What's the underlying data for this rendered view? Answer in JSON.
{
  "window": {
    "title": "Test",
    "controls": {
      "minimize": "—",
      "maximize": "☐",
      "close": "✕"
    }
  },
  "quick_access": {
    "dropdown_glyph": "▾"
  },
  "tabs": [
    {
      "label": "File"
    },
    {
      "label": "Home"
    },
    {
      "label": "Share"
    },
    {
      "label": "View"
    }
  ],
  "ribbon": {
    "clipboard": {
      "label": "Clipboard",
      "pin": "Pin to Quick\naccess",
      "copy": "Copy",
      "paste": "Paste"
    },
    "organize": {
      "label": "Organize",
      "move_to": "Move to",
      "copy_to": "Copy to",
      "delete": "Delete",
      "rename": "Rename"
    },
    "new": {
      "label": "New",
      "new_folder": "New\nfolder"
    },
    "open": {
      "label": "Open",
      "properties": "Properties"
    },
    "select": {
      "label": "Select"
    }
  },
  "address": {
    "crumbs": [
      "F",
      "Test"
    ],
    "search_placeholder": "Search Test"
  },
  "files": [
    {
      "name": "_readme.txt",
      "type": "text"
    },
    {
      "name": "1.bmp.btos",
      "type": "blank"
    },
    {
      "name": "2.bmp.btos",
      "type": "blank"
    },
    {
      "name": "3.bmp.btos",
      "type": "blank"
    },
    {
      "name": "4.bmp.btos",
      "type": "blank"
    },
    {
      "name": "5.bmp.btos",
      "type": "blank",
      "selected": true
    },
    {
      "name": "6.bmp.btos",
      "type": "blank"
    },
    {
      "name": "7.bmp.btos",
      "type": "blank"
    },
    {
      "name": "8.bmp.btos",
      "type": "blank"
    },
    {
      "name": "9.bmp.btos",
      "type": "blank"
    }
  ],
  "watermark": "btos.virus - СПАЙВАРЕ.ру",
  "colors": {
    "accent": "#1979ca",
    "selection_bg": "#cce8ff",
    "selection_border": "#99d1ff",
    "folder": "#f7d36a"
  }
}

→ **Exercise prompt**:
Each entry above should be restated exactly as supplied.

→ **Written solution**:
What's the underlying data for this rendered view? Answer in JSON.
{
  "window": {
    "title": "Test",
    "controls": {
      "minimize": "—",
      "maximize": "☐",
      "close": "✕"
    }
  },
  "quick_access": {
    "dropdown_glyph": "▾"
  },
  "tabs": [
    {
      "label": "File"
    },
    {
      "label": "Home"
    },
    {
      "label": "Share"
    },
    {
      "label": "View"
    }
  ],
  "ribbon": {
    "clipboard": {
      "label": "Clipboard",
      "pin": "Pin to Quick\naccess",
      "copy": "Copy",
      "paste": "Paste"
    },
    "organize": {
      "label": "Organize",
      "move_to": "Move to",
      "copy_to": "Copy to",
      "delete": "Delete",
      "rename": "Rename"
    },
    "new": {
      "label": "New",
      "new_folder": "New\nfolder"
    },
    "open": {
      "label": "Open",
      "properties": "Properties"
    },
    "select": {
      "label": "Select"
    }
  },
  "address": {
    "crumbs": [
      "F",
      "Test"
    ],
    "search_placeholder": "Search Test"
  },
  "files": [
    {
      "name": "_readme.txt",
      "type": "text"
    },
    {
      "name": "1.bmp.btos",
      "type": "blank"
    },
    {
      "name": "2.bmp.btos",
      "type": "blank"
    },
    {
      "name": "3.bmp.btos",
      "type": "blank"
    },
    {
      "name": "4.bmp.btos",
      "type": "blank"
    },
    {
      "name": "5.bmp.btos",
      "type": "blank",
      "selected": true
    },
    {
      "name": "6.bmp.btos",
      "type": "blank"
    },
    {
      "name": "7.bmp.btos",
      "type": "blank"
    },
    {
      "name": "8.bmp.btos",
      "type": "blank"
    },
    {
      "name": "9.bmp.btos",
      "type": "blank"
    }
  ],
  "watermark": "btos.virus - СПАЙВАРЕ.ру",
  "colors": {
    "accent": "#1979ca",
    "selection_bg": "#cce8ff",
    "selection_border": "#99d1ff",
    "folder": "#f7d36a"
  }
}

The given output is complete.